__Aim of the exercise__.
Give the number of lines holding the string "values" and nothing more.
* begin Supplied information *
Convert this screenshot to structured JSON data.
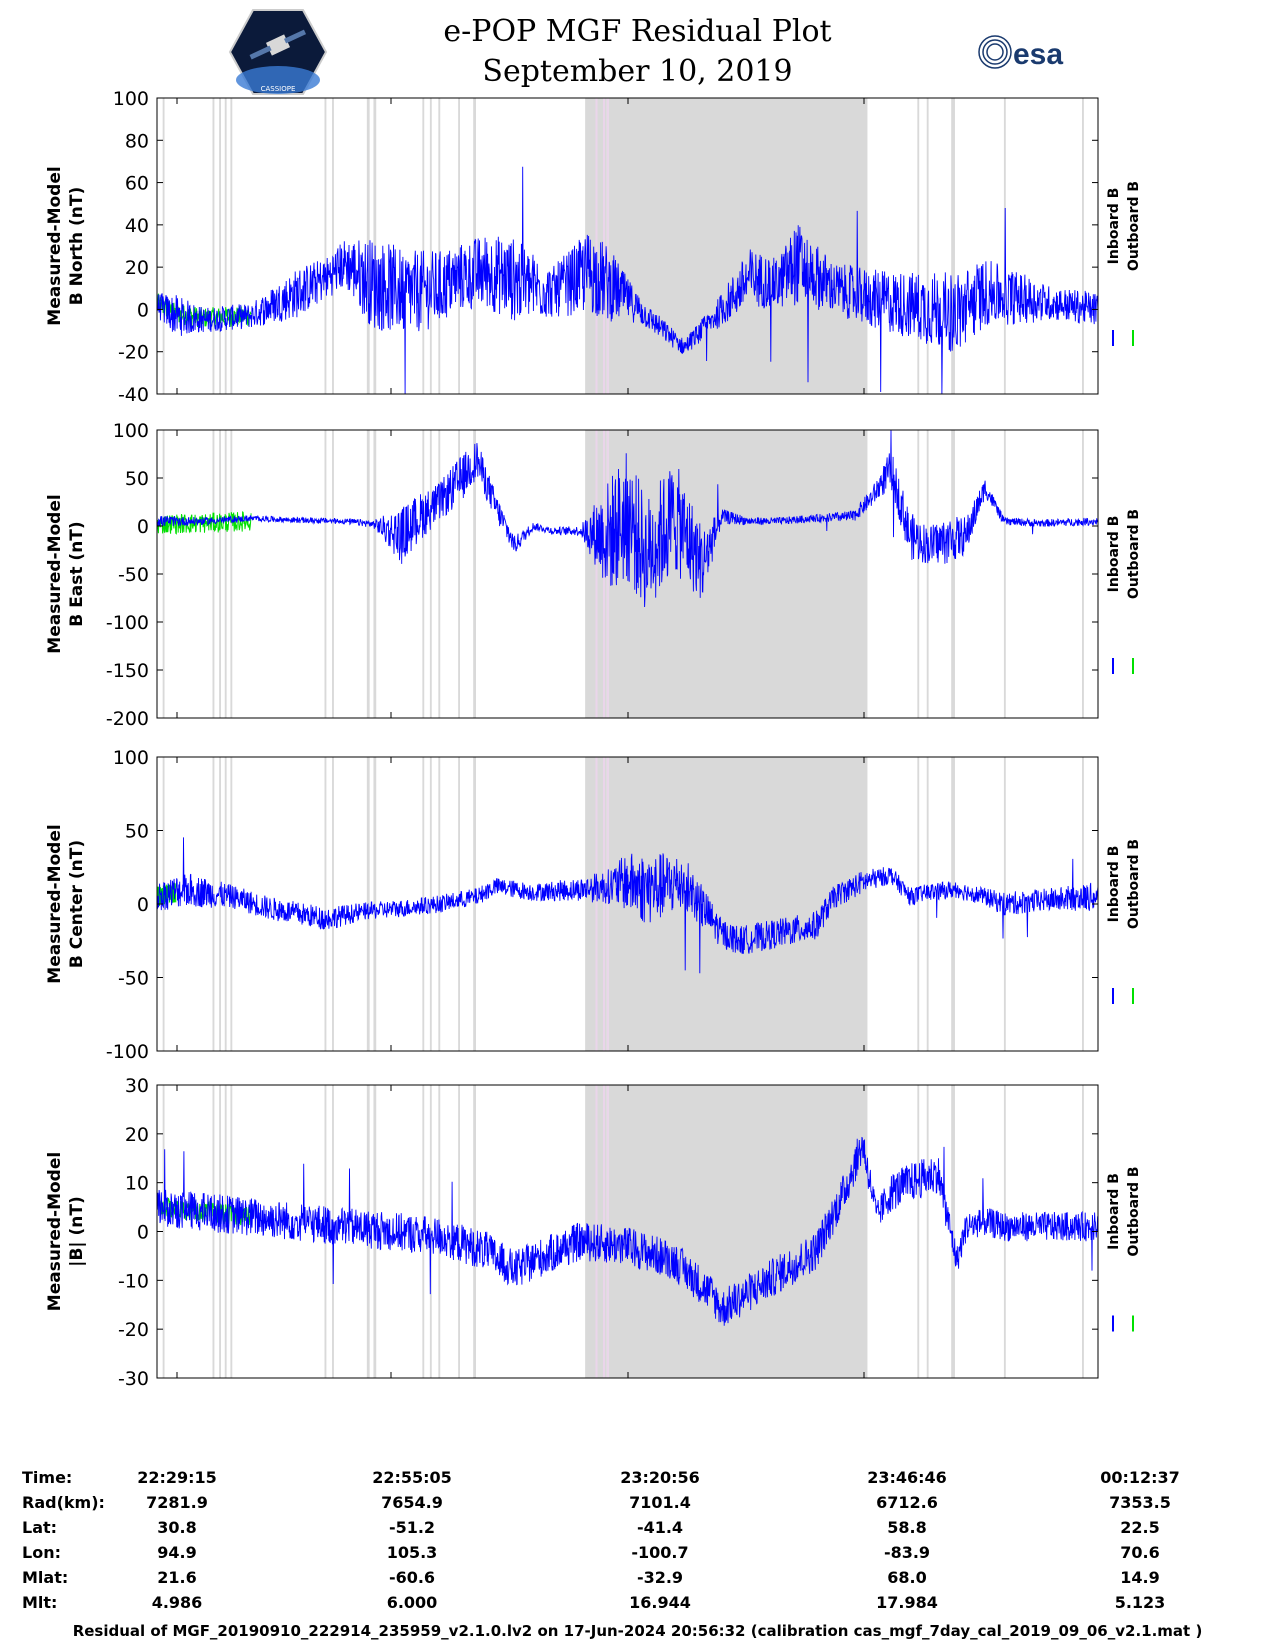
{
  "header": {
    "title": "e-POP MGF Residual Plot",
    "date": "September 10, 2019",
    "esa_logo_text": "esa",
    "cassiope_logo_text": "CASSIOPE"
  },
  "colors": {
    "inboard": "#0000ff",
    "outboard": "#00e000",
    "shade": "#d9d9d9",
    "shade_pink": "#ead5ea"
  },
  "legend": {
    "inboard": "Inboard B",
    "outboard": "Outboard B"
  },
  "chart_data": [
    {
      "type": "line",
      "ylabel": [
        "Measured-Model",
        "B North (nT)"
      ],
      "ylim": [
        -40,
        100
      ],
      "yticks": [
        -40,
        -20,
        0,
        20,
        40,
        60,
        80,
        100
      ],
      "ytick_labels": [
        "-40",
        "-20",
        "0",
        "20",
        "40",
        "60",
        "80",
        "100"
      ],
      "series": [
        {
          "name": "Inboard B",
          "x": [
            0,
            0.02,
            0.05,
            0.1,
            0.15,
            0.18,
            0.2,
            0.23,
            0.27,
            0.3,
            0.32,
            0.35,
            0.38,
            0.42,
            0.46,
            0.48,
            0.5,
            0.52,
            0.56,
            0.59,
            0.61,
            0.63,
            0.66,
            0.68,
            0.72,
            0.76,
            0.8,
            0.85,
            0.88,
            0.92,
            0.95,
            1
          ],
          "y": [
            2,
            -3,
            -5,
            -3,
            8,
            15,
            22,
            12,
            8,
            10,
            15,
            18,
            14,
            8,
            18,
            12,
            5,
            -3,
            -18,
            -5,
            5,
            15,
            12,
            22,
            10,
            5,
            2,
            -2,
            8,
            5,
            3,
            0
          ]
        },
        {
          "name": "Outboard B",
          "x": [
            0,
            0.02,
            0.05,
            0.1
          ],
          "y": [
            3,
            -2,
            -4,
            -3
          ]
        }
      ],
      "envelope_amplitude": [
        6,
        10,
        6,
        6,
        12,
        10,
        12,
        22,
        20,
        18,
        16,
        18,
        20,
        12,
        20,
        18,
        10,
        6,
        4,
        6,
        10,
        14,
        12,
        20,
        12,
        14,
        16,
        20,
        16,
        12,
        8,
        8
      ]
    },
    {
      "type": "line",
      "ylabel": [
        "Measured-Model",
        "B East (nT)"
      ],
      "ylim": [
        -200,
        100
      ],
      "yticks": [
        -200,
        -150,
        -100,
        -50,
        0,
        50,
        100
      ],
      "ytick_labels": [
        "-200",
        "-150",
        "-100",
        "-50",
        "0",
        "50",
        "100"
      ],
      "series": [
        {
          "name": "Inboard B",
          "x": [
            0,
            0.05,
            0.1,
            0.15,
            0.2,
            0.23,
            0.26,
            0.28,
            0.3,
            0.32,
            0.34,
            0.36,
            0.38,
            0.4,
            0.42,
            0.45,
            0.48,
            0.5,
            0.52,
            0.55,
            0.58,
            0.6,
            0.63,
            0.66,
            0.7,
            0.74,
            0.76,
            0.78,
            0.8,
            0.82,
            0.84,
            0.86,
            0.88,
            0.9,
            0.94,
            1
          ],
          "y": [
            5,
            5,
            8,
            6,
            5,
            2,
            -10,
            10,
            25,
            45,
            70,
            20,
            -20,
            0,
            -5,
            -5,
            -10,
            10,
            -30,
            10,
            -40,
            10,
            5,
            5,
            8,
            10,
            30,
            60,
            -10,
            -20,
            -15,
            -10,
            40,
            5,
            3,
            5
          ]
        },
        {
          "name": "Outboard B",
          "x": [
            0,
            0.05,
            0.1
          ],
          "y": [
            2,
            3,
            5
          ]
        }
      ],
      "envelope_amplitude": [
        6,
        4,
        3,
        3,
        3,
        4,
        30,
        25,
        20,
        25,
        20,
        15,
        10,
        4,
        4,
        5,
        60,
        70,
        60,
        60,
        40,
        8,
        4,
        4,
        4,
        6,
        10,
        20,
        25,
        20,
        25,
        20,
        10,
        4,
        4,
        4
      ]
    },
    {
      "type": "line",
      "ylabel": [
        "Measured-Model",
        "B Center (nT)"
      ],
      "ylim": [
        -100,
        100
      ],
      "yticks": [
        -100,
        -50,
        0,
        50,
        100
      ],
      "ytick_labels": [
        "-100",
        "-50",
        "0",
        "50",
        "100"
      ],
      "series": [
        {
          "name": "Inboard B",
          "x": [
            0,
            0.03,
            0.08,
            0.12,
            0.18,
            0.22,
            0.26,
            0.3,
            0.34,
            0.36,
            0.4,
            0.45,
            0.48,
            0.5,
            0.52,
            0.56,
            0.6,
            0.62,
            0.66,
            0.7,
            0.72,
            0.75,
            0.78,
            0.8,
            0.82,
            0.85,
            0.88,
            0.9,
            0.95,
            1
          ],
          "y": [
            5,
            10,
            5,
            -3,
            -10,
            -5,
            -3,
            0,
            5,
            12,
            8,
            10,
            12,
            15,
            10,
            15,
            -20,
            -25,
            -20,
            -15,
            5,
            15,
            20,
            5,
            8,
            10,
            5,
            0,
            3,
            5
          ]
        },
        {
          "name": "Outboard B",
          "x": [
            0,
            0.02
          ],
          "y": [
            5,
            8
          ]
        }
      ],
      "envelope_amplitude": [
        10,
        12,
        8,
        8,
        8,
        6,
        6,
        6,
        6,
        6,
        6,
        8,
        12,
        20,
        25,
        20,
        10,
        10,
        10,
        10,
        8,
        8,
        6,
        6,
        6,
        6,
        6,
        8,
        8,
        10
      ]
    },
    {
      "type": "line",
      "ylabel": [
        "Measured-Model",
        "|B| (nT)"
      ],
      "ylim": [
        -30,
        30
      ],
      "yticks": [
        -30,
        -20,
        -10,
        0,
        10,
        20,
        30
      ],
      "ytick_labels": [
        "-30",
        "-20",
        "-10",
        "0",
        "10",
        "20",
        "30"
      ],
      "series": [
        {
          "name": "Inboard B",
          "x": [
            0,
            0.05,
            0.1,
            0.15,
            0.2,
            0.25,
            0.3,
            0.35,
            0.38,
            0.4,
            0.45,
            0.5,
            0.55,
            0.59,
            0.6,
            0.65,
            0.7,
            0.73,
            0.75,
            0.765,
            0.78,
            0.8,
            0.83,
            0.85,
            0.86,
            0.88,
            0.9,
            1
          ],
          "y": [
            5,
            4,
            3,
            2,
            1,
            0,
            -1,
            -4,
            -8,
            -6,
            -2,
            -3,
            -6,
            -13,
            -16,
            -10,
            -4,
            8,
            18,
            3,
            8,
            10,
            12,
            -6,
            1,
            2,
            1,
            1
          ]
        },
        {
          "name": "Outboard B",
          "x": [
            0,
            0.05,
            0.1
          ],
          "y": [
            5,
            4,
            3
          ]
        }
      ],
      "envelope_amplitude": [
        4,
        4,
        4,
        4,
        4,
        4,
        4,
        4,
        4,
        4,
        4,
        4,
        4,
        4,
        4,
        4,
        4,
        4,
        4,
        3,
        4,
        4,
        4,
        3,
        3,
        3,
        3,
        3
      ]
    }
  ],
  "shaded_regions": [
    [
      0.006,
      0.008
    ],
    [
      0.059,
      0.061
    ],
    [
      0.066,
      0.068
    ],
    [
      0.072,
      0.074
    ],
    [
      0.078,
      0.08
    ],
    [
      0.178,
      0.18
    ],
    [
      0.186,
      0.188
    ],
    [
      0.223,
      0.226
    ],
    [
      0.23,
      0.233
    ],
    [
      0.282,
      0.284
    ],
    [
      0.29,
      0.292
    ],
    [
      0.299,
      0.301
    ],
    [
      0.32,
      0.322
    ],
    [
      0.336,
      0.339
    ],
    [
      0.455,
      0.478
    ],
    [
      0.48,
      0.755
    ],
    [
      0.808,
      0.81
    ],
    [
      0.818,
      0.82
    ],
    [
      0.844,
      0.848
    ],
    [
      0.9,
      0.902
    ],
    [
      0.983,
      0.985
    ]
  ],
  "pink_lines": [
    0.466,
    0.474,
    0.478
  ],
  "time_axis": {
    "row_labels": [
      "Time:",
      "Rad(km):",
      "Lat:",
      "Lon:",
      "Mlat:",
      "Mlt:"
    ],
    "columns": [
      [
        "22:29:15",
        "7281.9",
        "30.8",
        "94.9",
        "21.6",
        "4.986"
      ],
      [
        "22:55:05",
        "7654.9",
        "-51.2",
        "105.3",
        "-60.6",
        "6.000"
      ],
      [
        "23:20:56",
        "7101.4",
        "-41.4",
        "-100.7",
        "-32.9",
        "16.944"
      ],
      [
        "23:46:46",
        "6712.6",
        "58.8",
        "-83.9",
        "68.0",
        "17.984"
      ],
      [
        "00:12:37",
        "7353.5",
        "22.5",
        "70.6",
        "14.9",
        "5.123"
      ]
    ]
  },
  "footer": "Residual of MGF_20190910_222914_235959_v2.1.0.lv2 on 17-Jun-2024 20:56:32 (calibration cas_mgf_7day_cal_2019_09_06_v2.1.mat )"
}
* end Supplied information *
* begin Supplied information *
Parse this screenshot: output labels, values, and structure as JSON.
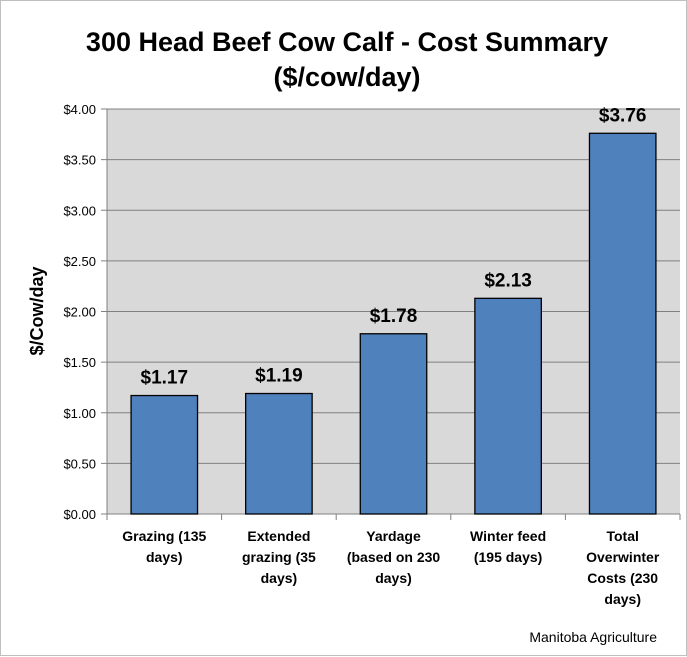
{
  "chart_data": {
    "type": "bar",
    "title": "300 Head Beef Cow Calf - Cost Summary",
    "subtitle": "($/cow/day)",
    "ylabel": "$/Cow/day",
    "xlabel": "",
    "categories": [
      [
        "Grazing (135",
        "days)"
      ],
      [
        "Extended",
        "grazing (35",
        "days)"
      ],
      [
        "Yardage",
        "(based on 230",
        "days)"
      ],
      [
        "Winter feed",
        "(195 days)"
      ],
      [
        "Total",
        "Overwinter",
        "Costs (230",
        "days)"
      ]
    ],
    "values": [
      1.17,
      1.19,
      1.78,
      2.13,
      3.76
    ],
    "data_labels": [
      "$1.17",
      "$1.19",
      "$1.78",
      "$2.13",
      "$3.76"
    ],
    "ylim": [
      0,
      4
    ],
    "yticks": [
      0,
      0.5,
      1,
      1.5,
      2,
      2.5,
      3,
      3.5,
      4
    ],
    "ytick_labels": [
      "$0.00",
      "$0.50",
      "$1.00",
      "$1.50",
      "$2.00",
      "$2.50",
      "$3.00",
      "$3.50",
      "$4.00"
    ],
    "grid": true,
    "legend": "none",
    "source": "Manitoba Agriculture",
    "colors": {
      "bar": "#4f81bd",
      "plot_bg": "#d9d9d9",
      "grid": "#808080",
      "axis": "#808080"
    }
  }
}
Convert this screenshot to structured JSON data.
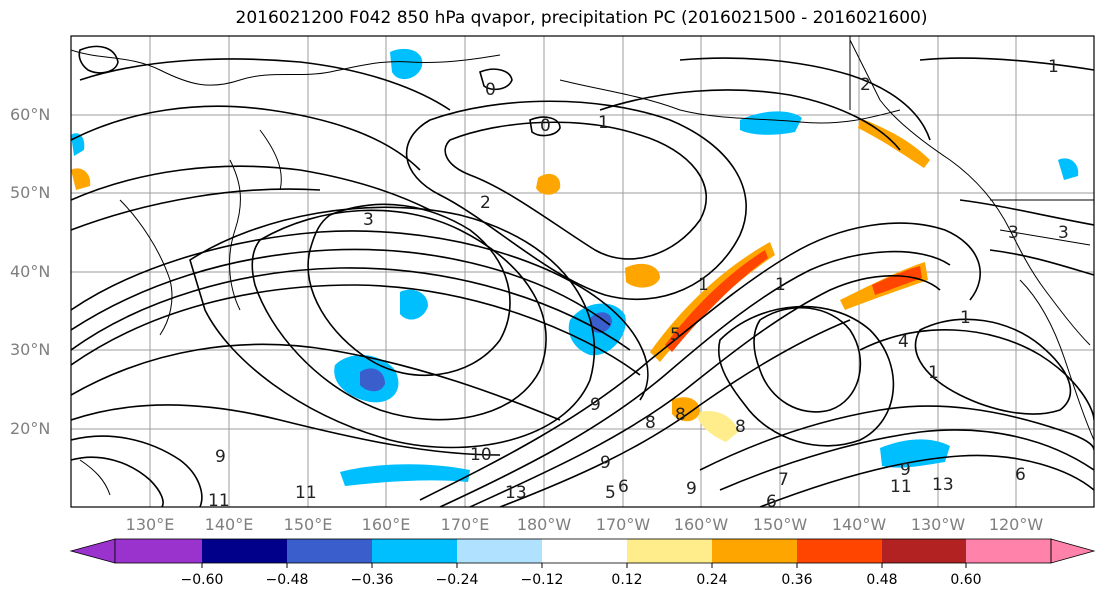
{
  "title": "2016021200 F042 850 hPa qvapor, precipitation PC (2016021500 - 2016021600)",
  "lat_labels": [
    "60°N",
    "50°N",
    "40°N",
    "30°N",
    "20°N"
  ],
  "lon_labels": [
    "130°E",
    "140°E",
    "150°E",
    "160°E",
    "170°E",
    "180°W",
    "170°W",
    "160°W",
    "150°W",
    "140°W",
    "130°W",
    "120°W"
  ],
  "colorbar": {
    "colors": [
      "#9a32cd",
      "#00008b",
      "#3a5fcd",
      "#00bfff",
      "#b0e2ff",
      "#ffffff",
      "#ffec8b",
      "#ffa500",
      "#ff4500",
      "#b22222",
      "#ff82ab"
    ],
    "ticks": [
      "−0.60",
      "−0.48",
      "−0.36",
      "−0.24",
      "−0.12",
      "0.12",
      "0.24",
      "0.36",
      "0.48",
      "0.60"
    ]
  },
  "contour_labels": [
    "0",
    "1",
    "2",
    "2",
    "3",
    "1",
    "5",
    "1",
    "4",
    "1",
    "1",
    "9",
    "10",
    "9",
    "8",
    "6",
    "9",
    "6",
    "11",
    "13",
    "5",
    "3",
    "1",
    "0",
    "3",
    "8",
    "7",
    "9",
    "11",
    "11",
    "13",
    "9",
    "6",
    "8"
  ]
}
* end Supplied information *
__Exercise response__.
2